• **PROBLEM REQUIREMENTS**:
Give the data a second time, exactly and in full.

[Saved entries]
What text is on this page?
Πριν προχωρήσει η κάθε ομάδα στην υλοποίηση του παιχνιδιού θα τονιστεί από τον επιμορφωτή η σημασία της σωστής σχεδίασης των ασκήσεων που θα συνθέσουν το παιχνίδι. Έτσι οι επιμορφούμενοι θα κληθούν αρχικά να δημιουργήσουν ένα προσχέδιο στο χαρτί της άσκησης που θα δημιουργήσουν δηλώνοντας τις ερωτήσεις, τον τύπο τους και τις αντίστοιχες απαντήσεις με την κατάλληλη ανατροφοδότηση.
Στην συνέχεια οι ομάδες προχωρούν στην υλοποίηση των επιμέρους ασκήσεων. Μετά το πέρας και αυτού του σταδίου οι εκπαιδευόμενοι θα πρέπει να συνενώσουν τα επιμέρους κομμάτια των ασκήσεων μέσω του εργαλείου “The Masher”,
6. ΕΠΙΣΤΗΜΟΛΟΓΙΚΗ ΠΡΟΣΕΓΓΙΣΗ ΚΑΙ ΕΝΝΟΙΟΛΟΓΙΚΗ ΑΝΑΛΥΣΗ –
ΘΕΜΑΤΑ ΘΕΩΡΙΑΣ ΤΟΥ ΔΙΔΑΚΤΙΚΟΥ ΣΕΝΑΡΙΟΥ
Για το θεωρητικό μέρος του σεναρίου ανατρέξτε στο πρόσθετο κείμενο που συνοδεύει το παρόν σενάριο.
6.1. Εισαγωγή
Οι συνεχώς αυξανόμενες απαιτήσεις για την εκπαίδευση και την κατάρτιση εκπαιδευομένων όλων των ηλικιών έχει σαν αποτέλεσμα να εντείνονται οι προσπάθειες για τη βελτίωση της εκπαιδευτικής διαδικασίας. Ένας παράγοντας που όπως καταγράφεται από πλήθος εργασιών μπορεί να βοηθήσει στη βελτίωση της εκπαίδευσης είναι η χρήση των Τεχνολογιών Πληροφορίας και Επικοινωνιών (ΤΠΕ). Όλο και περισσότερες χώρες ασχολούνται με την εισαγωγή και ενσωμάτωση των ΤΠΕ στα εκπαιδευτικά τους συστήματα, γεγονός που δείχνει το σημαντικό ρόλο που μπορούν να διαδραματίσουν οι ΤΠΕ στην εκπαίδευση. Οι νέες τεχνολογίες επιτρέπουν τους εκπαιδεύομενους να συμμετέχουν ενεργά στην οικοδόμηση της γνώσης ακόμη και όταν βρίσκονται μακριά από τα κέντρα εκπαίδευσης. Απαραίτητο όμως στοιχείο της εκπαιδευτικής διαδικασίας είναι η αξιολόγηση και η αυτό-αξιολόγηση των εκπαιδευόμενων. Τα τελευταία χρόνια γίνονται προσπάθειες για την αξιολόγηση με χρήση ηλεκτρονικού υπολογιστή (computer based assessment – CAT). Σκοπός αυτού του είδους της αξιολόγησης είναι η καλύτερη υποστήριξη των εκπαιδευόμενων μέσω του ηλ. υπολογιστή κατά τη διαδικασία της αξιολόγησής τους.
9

• **REPLY TO THE TASK**:
What text is on this page?
Πριν προχωρήσει η κάθε ομάδα στην υλοποίηση του παιχνιδιού θα τονιστεί από τον επιμορφωτή η σημασία της σωστής σχεδίασης των ασκήσεων που θα συνθέσουν το παιχνίδι. Έτσι οι επιμορφούμενοι θα κληθούν αρχικά να δημιουργήσουν ένα προσχέδιο στο χαρτί της άσκησης που θα δημιουργήσουν δηλώνοντας τις ερωτήσεις, τον τύπο τους και τις αντίστοιχες απαντήσεις με την κατάλληλη ανατροφοδότηση.
Στην συνέχεια οι ομάδες προχωρούν στην υλοποίηση των επιμέρους ασκήσεων. Μετά το πέρας και αυτού του σταδίου οι εκπαιδευόμενοι θα πρέπει να συνενώσουν τα επιμέρους κομμάτια των ασκήσεων μέσω του εργαλείου “The Masher”,
6. ΕΠΙΣΤΗΜΟΛΟΓΙΚΗ ΠΡΟΣΕΓΓΙΣΗ ΚΑΙ ΕΝΝΟΙΟΛΟΓΙΚΗ ΑΝΑΛΥΣΗ –
ΘΕΜΑΤΑ ΘΕΩΡΙΑΣ ΤΟΥ ΔΙΔΑΚΤΙΚΟΥ ΣΕΝΑΡΙΟΥ
Για το θεωρητικό μέρος του σεναρίου ανατρέξτε στο πρόσθετο κείμενο που συνοδεύει το παρόν σενάριο.
6.1. Εισαγωγή
Οι συνεχώς αυξανόμενες απαιτήσεις για την εκπαίδευση και την κατάρτιση εκπαιδευομένων όλων των ηλικιών έχει σαν αποτέλεσμα να εντείνονται οι προσπάθειες για τη βελτίωση της εκπαιδευτικής διαδικασίας. Ένας παράγοντας που όπως καταγράφεται από πλήθος εργασιών μπορεί να βοηθήσει στη βελτίωση της εκπαίδευσης είναι η χρήση των Τεχνολογιών Πληροφορίας και Επικοινωνιών (ΤΠΕ). Όλο και περισσότερες χώρες ασχολούνται με την εισαγωγή και ενσωμάτωση των ΤΠΕ στα εκπαιδευτικά τους συστήματα, γεγονός που δείχνει το σημαντικό ρόλο που μπορούν να διαδραματίσουν οι ΤΠΕ στην εκπαίδευση. Οι νέες τεχνολογίες επιτρέπουν τους εκπαιδεύομενους να συμμετέχουν ενεργά στην οικοδόμηση της γνώσης ακόμη και όταν βρίσκονται μακριά από τα κέντρα εκπαίδευσης. Απαραίτητο όμως στοιχείο της εκπαιδευτικής διαδικασίας είναι η αξιολόγηση και η αυτό-αξιολόγηση των εκπαιδευόμενων. Τα τελευταία χρόνια γίνονται προσπάθειες για την αξιολόγηση με χρήση ηλεκτρονικού υπολογιστή (computer based assessment – CAT). Σκοπός αυτού του είδους της αξιολόγησης είναι η καλύτερη υποστήριξη των εκπαιδευόμενων μέσω του ηλ. υπολογιστή κατά τη διαδικασία της αξιολόγησής τους.
9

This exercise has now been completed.